Текст документа:
++++++++++

Только тогда Холланд узнал, что прокуратура обвиняет его в передаче государственной тайны, то есть в шпионаже. Прокурор сказал, что ему грозит пять лет тюрьмы — хотя в действительности по тогдашним законам его можно было приговорить к пожизненному заключению или смертной казни.
Сотрудники Службы безопасности забрали Холланда на обыск его квартиры на улице Марцелия Новотко, 10 (сегодня улица генерала Владислава Андерса). Именно тогда, 21 декабря 1961 года, Хенрик Холланд погиб, выпав из окна.
Похороны стали своего рода политической демонстрацией, хотя никаких речей не произносилось. Среди пришедших присутствовали политики, ученые, журналисты, считавшиеся ревизионистами. Вскоре от многих из них власти потребовали объяснений. Когда одного из участников церемонии — публициста Павла Бейлина — спросили, почему он пришел на прощание с Холландом, тот ответил: «Потому что он умер».

++++++++++

Задание A: Назовите все наказания, которые упоминаются в тексте о деле Холланда как грозившие ему.
Задание B: Перепечатайте фрагмент текста о деле Холланда: начните с места, где стоят слова «Только тогда Холланд», и остановитесь после слов «или смертной казни.».

++++++++++

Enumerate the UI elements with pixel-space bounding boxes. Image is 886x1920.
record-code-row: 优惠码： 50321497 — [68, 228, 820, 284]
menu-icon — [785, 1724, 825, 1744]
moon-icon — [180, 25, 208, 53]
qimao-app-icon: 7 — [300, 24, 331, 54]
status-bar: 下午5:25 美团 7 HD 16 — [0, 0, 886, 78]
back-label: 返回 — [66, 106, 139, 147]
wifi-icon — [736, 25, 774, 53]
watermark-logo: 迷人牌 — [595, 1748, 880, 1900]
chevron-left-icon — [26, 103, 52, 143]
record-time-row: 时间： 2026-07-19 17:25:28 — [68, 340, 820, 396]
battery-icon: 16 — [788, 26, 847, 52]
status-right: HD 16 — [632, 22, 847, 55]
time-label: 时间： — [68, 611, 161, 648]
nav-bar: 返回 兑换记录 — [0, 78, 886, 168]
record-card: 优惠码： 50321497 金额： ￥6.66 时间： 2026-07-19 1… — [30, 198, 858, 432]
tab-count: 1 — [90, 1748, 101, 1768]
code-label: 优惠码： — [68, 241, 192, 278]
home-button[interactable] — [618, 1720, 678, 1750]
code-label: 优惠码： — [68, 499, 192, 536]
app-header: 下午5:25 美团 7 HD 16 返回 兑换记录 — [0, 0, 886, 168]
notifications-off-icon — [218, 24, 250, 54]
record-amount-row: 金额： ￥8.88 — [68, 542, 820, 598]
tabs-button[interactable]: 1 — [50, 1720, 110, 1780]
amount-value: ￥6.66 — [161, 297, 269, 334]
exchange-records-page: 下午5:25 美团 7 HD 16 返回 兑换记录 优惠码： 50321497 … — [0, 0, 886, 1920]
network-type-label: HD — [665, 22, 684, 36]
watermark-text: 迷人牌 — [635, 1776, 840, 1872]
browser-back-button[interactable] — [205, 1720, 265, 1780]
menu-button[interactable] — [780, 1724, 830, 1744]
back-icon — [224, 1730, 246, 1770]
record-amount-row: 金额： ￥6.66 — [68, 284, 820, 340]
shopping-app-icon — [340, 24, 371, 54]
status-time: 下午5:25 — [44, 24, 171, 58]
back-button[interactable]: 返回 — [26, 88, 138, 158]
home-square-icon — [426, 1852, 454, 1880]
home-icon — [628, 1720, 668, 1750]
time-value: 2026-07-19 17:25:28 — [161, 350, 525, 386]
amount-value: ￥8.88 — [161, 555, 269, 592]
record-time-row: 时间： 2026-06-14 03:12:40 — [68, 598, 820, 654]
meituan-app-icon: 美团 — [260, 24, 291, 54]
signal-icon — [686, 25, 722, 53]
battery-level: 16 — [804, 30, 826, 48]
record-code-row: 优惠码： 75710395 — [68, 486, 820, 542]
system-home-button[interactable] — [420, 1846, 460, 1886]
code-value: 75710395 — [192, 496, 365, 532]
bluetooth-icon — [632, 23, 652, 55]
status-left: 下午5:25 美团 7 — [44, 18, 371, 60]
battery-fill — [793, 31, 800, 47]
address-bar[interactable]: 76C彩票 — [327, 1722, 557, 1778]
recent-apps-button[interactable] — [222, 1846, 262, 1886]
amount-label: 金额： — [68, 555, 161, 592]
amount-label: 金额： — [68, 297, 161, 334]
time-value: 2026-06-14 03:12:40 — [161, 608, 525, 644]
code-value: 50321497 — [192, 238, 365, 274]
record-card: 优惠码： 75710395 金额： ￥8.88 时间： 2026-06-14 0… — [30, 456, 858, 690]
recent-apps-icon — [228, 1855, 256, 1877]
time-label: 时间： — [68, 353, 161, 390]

++++++++++

Ответ A: Пять лет тюрьмы; пожизненное заключение; смертная казнь.

Ответ B:
Только тогда Холланд узнал, что прокуратура обвиняет его в передаче государственной тайны, то есть в шпионаже. Прокурор сказал, что ему грозит пять лет тюрьмы — хотя в действительности по тогдашним законам его можно было приговорить к пожизненному заключению или смертной казни.